**Written problem:**
Could you update the rows below so that "Oldest to newest" becomes "Newest to oldest" and everything else stays the same?

**Supplied data:**
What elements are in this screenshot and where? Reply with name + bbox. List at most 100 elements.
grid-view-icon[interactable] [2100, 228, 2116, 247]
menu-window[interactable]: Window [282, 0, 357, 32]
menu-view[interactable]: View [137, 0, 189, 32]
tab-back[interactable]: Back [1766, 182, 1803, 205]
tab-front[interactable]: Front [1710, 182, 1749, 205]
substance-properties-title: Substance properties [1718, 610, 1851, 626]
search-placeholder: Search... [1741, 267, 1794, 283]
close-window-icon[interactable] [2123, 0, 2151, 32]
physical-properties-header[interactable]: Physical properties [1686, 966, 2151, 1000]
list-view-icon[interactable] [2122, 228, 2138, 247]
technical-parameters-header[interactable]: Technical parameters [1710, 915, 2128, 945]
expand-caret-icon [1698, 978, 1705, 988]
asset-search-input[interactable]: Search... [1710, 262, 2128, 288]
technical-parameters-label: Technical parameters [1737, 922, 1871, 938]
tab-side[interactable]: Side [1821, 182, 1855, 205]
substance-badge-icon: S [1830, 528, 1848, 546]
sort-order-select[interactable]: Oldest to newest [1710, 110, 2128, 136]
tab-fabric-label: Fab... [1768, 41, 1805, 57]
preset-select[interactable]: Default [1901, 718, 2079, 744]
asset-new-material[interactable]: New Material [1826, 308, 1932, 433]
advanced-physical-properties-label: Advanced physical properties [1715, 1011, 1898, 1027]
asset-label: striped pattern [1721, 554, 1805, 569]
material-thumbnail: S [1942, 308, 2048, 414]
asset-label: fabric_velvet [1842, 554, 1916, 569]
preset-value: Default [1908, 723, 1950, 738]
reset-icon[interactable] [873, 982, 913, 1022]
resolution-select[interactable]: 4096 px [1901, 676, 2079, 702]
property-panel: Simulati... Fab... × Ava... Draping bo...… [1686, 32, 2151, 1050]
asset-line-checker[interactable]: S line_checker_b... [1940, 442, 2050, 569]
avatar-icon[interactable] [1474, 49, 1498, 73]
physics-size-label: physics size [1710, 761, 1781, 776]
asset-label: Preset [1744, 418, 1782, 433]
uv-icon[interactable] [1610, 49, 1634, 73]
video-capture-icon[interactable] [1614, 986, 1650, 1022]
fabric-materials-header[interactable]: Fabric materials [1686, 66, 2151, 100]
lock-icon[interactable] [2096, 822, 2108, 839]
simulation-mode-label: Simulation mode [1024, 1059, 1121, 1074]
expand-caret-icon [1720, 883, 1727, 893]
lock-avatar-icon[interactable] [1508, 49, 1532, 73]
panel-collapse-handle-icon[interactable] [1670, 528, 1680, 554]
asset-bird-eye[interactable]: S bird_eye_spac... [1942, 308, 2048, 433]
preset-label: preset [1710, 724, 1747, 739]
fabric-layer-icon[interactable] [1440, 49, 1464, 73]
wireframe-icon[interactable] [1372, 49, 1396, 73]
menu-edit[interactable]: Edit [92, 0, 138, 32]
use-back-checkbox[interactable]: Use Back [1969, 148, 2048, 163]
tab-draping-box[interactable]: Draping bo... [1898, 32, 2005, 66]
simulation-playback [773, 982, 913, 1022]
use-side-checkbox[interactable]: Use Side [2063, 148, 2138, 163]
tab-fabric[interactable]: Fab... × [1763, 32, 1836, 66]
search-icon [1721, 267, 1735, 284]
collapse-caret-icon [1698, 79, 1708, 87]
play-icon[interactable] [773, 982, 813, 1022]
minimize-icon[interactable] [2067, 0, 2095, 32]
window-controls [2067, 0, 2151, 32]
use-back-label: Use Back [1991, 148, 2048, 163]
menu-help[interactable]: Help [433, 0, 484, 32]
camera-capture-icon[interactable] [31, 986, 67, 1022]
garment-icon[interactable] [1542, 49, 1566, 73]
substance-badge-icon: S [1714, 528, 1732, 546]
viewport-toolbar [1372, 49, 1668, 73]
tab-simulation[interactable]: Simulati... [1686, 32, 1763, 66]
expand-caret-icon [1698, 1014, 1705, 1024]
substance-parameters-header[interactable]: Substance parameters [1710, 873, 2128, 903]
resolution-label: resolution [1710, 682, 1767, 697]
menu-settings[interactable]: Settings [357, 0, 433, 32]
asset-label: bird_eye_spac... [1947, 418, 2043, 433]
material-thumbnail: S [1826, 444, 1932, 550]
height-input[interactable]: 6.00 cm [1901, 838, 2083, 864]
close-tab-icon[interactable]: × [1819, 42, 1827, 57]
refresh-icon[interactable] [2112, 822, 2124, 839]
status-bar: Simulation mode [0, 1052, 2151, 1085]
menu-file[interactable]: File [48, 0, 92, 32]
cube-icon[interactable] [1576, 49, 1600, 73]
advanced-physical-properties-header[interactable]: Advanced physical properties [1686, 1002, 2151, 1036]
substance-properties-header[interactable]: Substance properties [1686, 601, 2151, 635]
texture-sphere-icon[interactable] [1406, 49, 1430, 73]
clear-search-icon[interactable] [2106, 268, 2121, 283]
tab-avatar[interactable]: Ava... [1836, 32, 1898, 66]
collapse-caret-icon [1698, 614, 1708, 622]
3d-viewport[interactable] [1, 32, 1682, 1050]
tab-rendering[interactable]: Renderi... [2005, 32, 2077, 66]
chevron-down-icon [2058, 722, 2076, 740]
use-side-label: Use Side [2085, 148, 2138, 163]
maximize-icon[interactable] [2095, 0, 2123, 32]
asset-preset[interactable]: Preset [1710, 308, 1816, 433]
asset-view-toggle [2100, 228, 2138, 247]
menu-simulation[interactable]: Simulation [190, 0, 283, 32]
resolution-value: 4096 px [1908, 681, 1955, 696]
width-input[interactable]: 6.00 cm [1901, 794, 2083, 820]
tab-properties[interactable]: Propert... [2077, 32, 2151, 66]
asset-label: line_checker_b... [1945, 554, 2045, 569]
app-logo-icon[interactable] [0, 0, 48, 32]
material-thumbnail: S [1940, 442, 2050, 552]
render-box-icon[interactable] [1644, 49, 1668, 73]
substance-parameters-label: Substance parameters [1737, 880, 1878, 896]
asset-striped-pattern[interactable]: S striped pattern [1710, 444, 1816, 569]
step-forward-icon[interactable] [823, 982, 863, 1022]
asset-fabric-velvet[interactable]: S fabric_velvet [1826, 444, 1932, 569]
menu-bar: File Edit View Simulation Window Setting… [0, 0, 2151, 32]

**Solution for this exercise:**
What elements are in this screenshot and where? Reply with name + bbox. List at most 100 elements.
grid-view-icon[interactable] [2100, 228, 2116, 247]
menu-window[interactable]: Window [282, 0, 357, 32]
menu-view[interactable]: View [137, 0, 189, 32]
tab-back[interactable]: Back [1766, 182, 1803, 205]
tab-front[interactable]: Front [1710, 182, 1749, 205]
substance-properties-title: Substance properties [1718, 610, 1851, 626]
search-placeholder: Search... [1741, 267, 1794, 283]
close-window-icon[interactable] [2123, 0, 2151, 32]
physical-properties-header[interactable]: Physical properties [1686, 966, 2151, 1000]
list-view-icon[interactable] [2122, 228, 2138, 247]
technical-parameters-header[interactable]: Technical parameters [1710, 915, 2128, 945]
expand-caret-icon [1698, 978, 1705, 988]
asset-search-input[interactable]: Search... [1710, 262, 2128, 288]
technical-parameters-label: Technical parameters [1737, 922, 1871, 938]
tab-side[interactable]: Side [1821, 182, 1855, 205]
substance-badge-icon: S [1830, 528, 1848, 546]
sort-order-select[interactable]: Newest to oldest [1710, 110, 2128, 136]
tab-fabric-label: Fab... [1768, 41, 1805, 57]
preset-select[interactable]: Default [1901, 718, 2079, 744]
asset-new-material[interactable]: New Material [1826, 308, 1932, 433]
advanced-physical-properties-label: Advanced physical properties [1715, 1011, 1898, 1027]
asset-label: striped pattern [1721, 554, 1805, 569]
material-thumbnail: S [1942, 308, 2048, 414]
asset-label: fabric_velvet [1842, 554, 1916, 569]
preset-value: Default [1908, 723, 1950, 738]
reset-icon[interactable] [873, 982, 913, 1022]
resolution-select[interactable]: 4096 px [1901, 676, 2079, 702]
property-panel: Simulati... Fab... × Ava... Draping bo...… [1686, 32, 2151, 1050]
asset-line-checker[interactable]: S line_checker_b... [1940, 442, 2050, 569]
avatar-icon[interactable] [1474, 49, 1498, 73]
physics-size-label: physics size [1710, 761, 1781, 776]
asset-label: Preset [1744, 418, 1782, 433]
uv-icon[interactable] [1610, 49, 1634, 73]
video-capture-icon[interactable] [1614, 986, 1650, 1022]
fabric-materials-header[interactable]: Fabric materials [1686, 66, 2151, 100]
lock-icon[interactable] [2096, 822, 2108, 839]
simulation-mode-label: Simulation mode [1024, 1059, 1121, 1074]
expand-caret-icon [1720, 883, 1727, 893]
lock-avatar-icon[interactable] [1508, 49, 1532, 73]
panel-collapse-handle-icon[interactable] [1670, 528, 1680, 554]
asset-bird-eye[interactable]: S bird_eye_spac... [1942, 308, 2048, 433]
preset-label: preset [1710, 724, 1747, 739]
fabric-layer-icon[interactable] [1440, 49, 1464, 73]
wireframe-icon[interactable] [1372, 49, 1396, 73]
menu-edit[interactable]: Edit [92, 0, 138, 32]
use-back-checkbox[interactable]: Use Back [1969, 148, 2048, 163]
tab-draping-box[interactable]: Draping bo... [1898, 32, 2005, 66]
simulation-playback [773, 982, 913, 1022]
use-side-checkbox[interactable]: Use Side [2063, 148, 2138, 163]
tab-fabric[interactable]: Fab... × [1763, 32, 1836, 66]
search-icon [1721, 267, 1735, 284]
collapse-caret-icon [1698, 79, 1708, 87]
play-icon[interactable] [773, 982, 813, 1022]
minimize-icon[interactable] [2067, 0, 2095, 32]
window-controls [2067, 0, 2151, 32]
use-back-label: Use Back [1991, 148, 2048, 163]
menu-help[interactable]: Help [433, 0, 484, 32]
camera-capture-icon[interactable] [31, 986, 67, 1022]
garment-icon[interactable] [1542, 49, 1566, 73]
substance-badge-icon: S [1714, 528, 1732, 546]
viewport-toolbar [1372, 49, 1668, 73]
tab-simulation[interactable]: Simulati... [1686, 32, 1763, 66]
expand-caret-icon [1698, 1014, 1705, 1024]
substance-parameters-header[interactable]: Substance parameters [1710, 873, 2128, 903]
resolution-label: resolution [1710, 682, 1767, 697]
menu-settings[interactable]: Settings [357, 0, 433, 32]
asset-label: bird_eye_spac... [1947, 418, 2043, 433]
material-thumbnail: S [1826, 444, 1932, 550]
height-input[interactable]: 6.00 cm [1901, 838, 2083, 864]
close-tab-icon[interactable]: × [1819, 42, 1827, 57]
refresh-icon[interactable] [2112, 822, 2124, 839]
status-bar: Simulation mode [0, 1052, 2151, 1085]
menu-file[interactable]: File [48, 0, 92, 32]
cube-icon[interactable] [1576, 49, 1600, 73]
advanced-physical-properties-header[interactable]: Advanced physical properties [1686, 1002, 2151, 1036]
substance-properties-header[interactable]: Substance properties [1686, 601, 2151, 635]
texture-sphere-icon[interactable] [1406, 49, 1430, 73]
clear-search-icon[interactable] [2106, 268, 2121, 283]
tab-avatar[interactable]: Ava... [1836, 32, 1898, 66]
collapse-caret-icon [1698, 614, 1708, 622]
3d-viewport[interactable] [1, 32, 1682, 1050]
tab-rendering[interactable]: Renderi... [2005, 32, 2077, 66]
chevron-down-icon [2058, 722, 2076, 740]
use-side-label: Use Side [2085, 148, 2138, 163]
maximize-icon[interactable] [2095, 0, 2123, 32]
asset-preset[interactable]: Preset [1710, 308, 1816, 433]
asset-view-toggle [2100, 228, 2138, 247]
menu-simulation[interactable]: Simulation [190, 0, 283, 32]
resolution-value: 4096 px [1908, 681, 1955, 696]
width-input[interactable]: 6.00 cm [1901, 794, 2083, 820]
tab-properties[interactable]: Propert... [2077, 32, 2151, 66]
asset-label: line_checker_b... [1945, 554, 2045, 569]
app-logo-icon[interactable] [0, 0, 48, 32]
material-thumbnail: S [1940, 442, 2050, 552]
render-box-icon[interactable] [1644, 49, 1668, 73]
substance-parameters-label: Substance parameters [1737, 880, 1878, 896]
asset-striped-pattern[interactable]: S striped pattern [1710, 444, 1816, 569]
step-forward-icon[interactable] [823, 982, 863, 1022]
asset-fabric-velvet[interactable]: S fabric_velvet [1826, 444, 1932, 569]
menu-bar: File Edit View Simulation Window Setting… [0, 0, 2151, 32]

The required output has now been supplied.